▶ [What you have to do]: Print the data that follows exactly.

-------- Records for the task --------

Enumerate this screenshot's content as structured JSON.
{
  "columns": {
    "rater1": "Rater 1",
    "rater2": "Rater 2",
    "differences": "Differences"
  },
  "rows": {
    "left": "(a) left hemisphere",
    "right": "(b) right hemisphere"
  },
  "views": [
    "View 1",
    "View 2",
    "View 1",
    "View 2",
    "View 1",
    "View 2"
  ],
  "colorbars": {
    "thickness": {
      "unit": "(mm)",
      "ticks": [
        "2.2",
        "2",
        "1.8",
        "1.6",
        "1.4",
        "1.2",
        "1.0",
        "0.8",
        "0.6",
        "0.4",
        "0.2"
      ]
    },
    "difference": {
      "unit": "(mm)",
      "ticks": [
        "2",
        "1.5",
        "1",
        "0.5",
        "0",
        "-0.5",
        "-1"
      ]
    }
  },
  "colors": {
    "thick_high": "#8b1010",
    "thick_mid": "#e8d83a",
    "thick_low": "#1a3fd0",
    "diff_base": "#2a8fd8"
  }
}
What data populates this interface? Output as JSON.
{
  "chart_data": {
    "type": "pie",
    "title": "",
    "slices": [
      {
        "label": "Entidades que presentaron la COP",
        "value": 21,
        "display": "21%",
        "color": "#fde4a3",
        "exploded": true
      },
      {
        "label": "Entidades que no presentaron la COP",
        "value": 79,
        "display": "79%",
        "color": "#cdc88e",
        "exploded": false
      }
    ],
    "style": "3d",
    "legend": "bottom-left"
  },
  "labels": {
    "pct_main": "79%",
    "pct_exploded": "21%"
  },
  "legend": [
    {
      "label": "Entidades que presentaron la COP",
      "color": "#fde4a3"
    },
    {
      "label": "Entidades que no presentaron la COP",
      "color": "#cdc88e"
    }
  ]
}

--------

▶ [Response]:
Enumerate this screenshot's content as structured JSON.
{
  "columns": {
    "rater1": "Rater 1",
    "rater2": "Rater 2",
    "differences": "Differences"
  },
  "rows": {
    "left": "(a) left hemisphere",
    "right": "(b) right hemisphere"
  },
  "views": [
    "View 1",
    "View 2",
    "View 1",
    "View 2",
    "View 1",
    "View 2"
  ],
  "colorbars": {
    "thickness": {
      "unit": "(mm)",
      "ticks": [
        "2.2",
        "2",
        "1.8",
        "1.6",
        "1.4",
        "1.2",
        "1.0",
        "0.8",
        "0.6",
        "0.4",
        "0.2"
      ]
    },
    "difference": {
      "unit": "(mm)",
      "ticks": [
        "2",
        "1.5",
        "1",
        "0.5",
        "0",
        "-0.5",
        "-1"
      ]
    }
  },
  "colors": {
    "thick_high": "#8b1010",
    "thick_mid": "#e8d83a",
    "thick_low": "#1a3fd0",
    "diff_base": "#2a8fd8"
  }
}
What data populates this interface? Output as JSON.
{
  "chart_data": {
    "type": "pie",
    "title": "",
    "slices": [
      {
        "label": "Entidades que presentaron la COP",
        "value": 21,
        "display": "21%",
        "color": "#fde4a3",
        "exploded": true
      },
      {
        "label": "Entidades que no presentaron la COP",
        "value": 79,
        "display": "79%",
        "color": "#cdc88e",
        "exploded": false
      }
    ],
    "style": "3d",
    "legend": "bottom-left"
  },
  "labels": {
    "pct_main": "79%",
    "pct_exploded": "21%"
  },
  "legend": [
    {
      "label": "Entidades que presentaron la COP",
      "color": "#fde4a3"
    },
    {
      "label": "Entidades que no presentaron la COP",
      "color": "#cdc88e"
    }
  ]
}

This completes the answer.